> [Request] Search the listing below for the string "long" and show each line that contains it.

> [Supplied data]
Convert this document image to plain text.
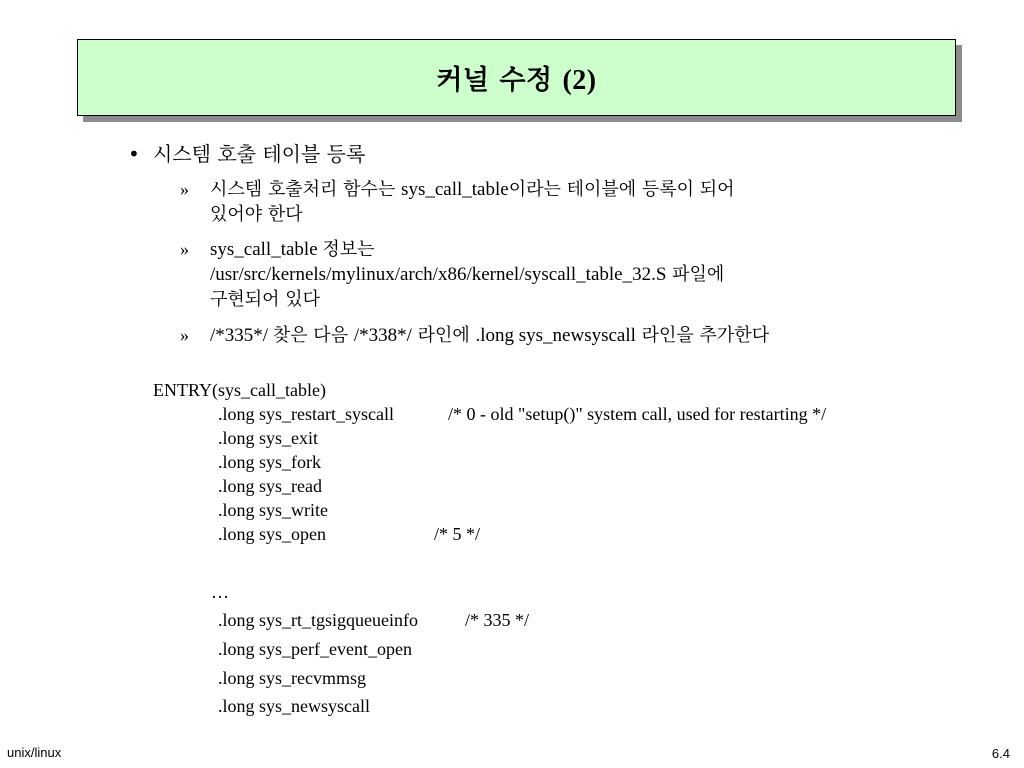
커널 수정 (2)
• 시스템 호출 테이블 등록
» 시스템 호출처리 함수는 sys_call_table이라는 테이블에 등록이 되어
있어야 한다
» sys_call_table 정보는
/usr/src/kernels/mylinux/arch/x86/kernel/syscall_table_32.S 파일에
구현되어 있다
» /*335*/ 찾은 다음 /*338*/ 라인에 .long sys_newsyscall 라인을 추가한다
ENTRY(sys_call_table)
.long sys_restart_syscall	/* 0 - old "setup()" system call, used for restarting */
.long sys_exit
.long sys_fork
.long sys_read
.long sys_write
.long sys_open	/* 5 */
…
.long sys_rt_tgsigqueueinfo	/* 335 */
.long sys_perf_event_open
.long sys_recvmmsg
.long sys_newsyscall
unix/linux	6.4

> [Finished task]
» /*335*/ 찾은 다음 /*338*/ 라인에 .long sys_newsyscall 라인을 추가한다
.long sys_restart_syscall	/* 0 - old "setup()" system call, used for restarting */
.long sys_exit
.long sys_fork
.long sys_read
.long sys_write
.long sys_open	/* 5 */
.long sys_rt_tgsigqueueinfo	/* 335 */
.long sys_perf_event_open
.long sys_recvmmsg
.long sys_newsyscall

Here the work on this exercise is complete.